#### Extrait de page:
---

Des séjours plus longs à l’hôpital
L’autre problème soulevé a trait aux prolongations des séjours d’hospitalisation des patients. Sur ce point, le Dr Chenaoui cite les cas d’appel en cassation où le patient reste toujours hospitalisé, les cas d’instruction judiciaire qui s’éternisent, de jugement d’internement, de placement pour expertise ou, tout simplement, de refus de sortie, souvent sans motif...

“Tout cela nous éclaire sur cette volonté sécuritaire qui se dessine et nous oblige à garder les patients au-delà de la raison médicale dans des conditions de surpopulation intenables”, a-t-il développé, affirmant que face à cette situation, les psychiatres se retrouvent confrontés à bien des dilemmes.

“Dans un contexte de soins sous contrainte, le psychiatre est-il guidé par les principes éthiques et déontologiques ou bien par sa mission d’agent de l’État, soucieux de la sécurité publique ? Ce souci de sécurité publique l’emporte-t-il sur tout autre considération ?” s’est-il interrogé, lui pour qui il doit rester d’évidence que le médecin psychiatre doit avant tout garantir au patient que son intervention obéit aux mêmes règles déontologiques comme pour tous les autres patients non soumis à des contraintes ou injonctions.

“Il faut garder à l’esprit que le thérapeute n’est pas l’expert pour se prononcer sur les questions de dangerosité. Dans le même temps, le soignant ne doit pas refuser de dialoguer lorsque la justice le saisit. C’est en clarifiant les attentes et les missions des uns et des autres, à savoir l’autorité, le soignant et l’expert, que l’on pourra garder l’indépendance, et cette indépendance reste la seule garante contre une instrumentalisation de la psychiatrie à des fins autres que le soin”, a-t-il préconisé soutenant que la multiplication actuelle des commandes sociales qui visent à enjoindre un soin pour protéger la sécurité publique, voire protéger le patient contre lui-même, n’élude en aucun cas la question essentielle.

---

#### Consigne 1:
D'après l'extrait sur les séjours à l'hôpital, qui n'est pas l'expert pour se prononcer sur les questions de dangerosité ?
#### Consigne 2:
Extrayez de l'extrait sur les séjours à l'hôpital tout le passage qui va de « Des séjours plus » jusqu'à « souvent sans motif... ».

Enregistrements extraits d'une collection
---

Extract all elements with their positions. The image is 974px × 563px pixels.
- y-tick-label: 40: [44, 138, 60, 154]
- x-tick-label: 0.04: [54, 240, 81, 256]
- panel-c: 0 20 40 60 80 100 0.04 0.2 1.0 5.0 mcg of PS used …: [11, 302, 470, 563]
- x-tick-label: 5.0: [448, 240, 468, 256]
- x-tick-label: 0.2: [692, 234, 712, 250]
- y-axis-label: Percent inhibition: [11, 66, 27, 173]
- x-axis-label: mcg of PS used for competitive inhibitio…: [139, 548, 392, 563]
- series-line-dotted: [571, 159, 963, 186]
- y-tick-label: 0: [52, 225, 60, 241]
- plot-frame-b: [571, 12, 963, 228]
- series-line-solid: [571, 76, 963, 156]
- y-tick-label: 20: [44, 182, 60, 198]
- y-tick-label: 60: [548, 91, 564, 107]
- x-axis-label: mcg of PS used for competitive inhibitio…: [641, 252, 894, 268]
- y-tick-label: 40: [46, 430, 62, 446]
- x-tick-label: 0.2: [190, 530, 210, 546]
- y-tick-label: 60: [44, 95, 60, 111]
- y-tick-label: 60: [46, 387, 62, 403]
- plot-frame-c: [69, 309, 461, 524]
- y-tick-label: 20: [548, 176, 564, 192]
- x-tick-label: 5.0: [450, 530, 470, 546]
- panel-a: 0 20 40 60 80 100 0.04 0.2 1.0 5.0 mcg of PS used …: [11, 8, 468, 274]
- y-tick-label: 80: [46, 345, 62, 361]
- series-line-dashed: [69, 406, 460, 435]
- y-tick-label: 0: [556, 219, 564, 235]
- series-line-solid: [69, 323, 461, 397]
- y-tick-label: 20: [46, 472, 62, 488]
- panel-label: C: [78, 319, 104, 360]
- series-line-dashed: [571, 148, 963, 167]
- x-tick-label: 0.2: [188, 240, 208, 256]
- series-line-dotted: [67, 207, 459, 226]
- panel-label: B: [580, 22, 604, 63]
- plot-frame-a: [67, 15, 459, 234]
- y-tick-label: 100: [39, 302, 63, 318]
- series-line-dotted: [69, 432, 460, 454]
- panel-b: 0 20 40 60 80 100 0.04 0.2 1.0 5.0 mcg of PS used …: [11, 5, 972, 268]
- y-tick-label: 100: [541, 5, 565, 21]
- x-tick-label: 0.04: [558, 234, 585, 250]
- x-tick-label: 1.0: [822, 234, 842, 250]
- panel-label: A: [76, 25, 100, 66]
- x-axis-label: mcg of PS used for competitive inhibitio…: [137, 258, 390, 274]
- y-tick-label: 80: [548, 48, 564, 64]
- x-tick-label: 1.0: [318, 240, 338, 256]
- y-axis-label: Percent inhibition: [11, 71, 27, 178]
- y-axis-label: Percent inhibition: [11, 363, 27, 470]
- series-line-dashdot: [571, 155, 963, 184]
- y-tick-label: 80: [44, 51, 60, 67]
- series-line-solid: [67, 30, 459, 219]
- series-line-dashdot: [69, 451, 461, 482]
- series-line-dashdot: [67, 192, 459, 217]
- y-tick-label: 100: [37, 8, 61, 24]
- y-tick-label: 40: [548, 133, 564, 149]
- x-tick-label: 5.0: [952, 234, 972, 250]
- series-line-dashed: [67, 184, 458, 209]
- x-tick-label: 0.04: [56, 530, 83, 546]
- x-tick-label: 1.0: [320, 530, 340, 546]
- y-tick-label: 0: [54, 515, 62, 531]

---

#### Réponse finale 1:
Le thérapeute.

#### Réponse finale 2:
Des séjours plus longs à l’hôpital
L’autre problème soulevé a trait aux prolongations des séjours d’hospitalisation des patients. Sur ce point, le Dr Chenaoui cite les cas d’appel en cassation où le patient reste toujours hospitalisé, les cas d’instruction judiciaire qui s’éternisent, de jugement d’internement, de placement pour expertise ou, tout simplement, de refus de sortie, souvent sans motif...